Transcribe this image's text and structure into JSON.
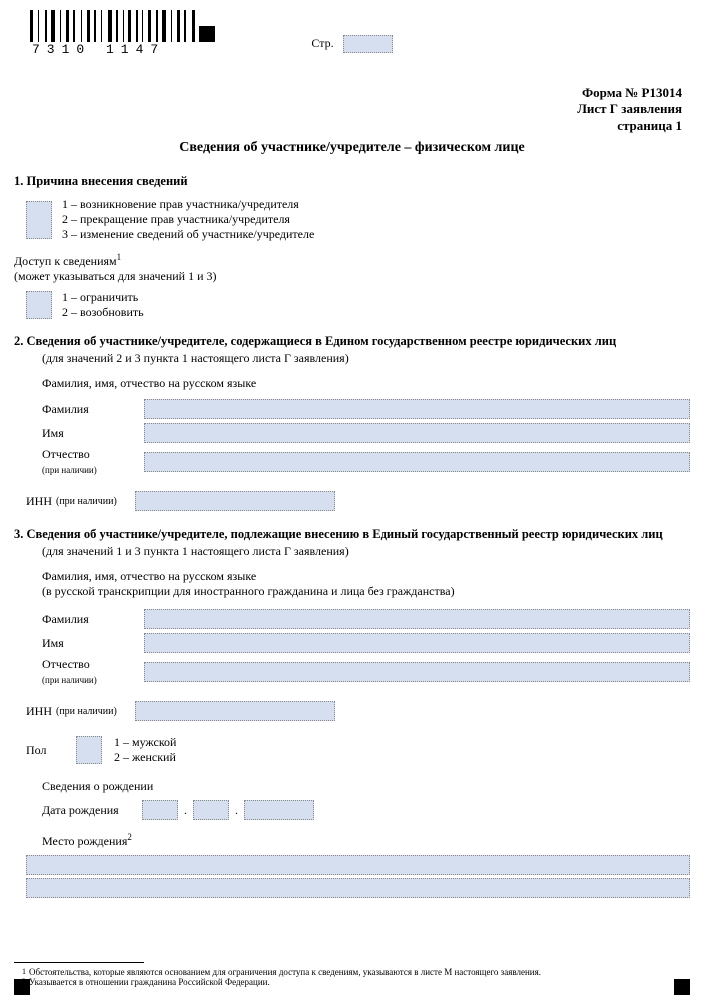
{
  "barcode_number": "7310 1147",
  "page_label": "Стр.",
  "page_number": "",
  "form_code": "Форма № Р13014",
  "sheet_label": "Лист Г заявления",
  "page_of": "страница 1",
  "title": "Сведения об участнике/учредителе – физическом лице",
  "section1": {
    "heading": "1. Причина внесения сведений",
    "opt1": "1 – возникновение прав участника/учредителя",
    "opt2": "2 – прекращение прав участника/учредителя",
    "opt3": "3 – изменение сведений об участнике/учредителе",
    "access_heading": "Доступ к сведениям",
    "access_note": "(может указываться для значений 1 и 3)",
    "access_sup": "1",
    "access_opt1": "1 – ограничить",
    "access_opt2": "2 – возобновить"
  },
  "section2": {
    "heading": "2. Сведения об участнике/учредителе, содержащиеся в Едином государственном реестре юридических лиц",
    "note": "(для значений 2 и 3 пункта 1 настоящего листа Г заявления)",
    "fio_label": "Фамилия, имя, отчество на русском языке",
    "surname": "Фамилия",
    "name": "Имя",
    "patronymic": "Отчество",
    "patronymic_note": "(при наличии)",
    "inn": "ИНН",
    "inn_note": "(при наличии)"
  },
  "section3": {
    "heading": "3. Сведения об участнике/учредителе, подлежащие внесению в Единый государственный реестр юридических лиц",
    "note": "(для значений 1 и 3 пункта 1 настоящего листа Г заявления)",
    "fio_label": "Фамилия, имя, отчество на русском языке",
    "fio_note": "(в русской транскрипции для иностранного гражданина и лица без гражданства)",
    "surname": "Фамилия",
    "name": "Имя",
    "patronymic": "Отчество",
    "patronymic_note": "(при наличии)",
    "inn": "ИНН",
    "inn_note": "(при наличии)",
    "gender": "Пол",
    "gender_opt1": "1 – мужской",
    "gender_opt2": "2 – женский",
    "birth_heading": "Сведения о рождении",
    "birth_date": "Дата рождения",
    "birth_place": "Место рождения",
    "birth_place_sup": "2"
  },
  "footnotes": {
    "f1": "Обстоятельства, которые являются основанием для ограничения доступа к сведениям, указываются в листе М настоящего заявления.",
    "f2": "Указывается в отношении гражданина Российской Федерации."
  }
}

★ ★ ★ ★ ★

● Exercise goal:
Scan the records above for the string "листа", then report every line that contains it.

● Exercise response:
    "note": "(для значений 2 и 3 пункта 1 настоящего листа Г заявления)",
    "note": "(для значений 1 и 3 пункта 1 настоящего листа Г заявления)",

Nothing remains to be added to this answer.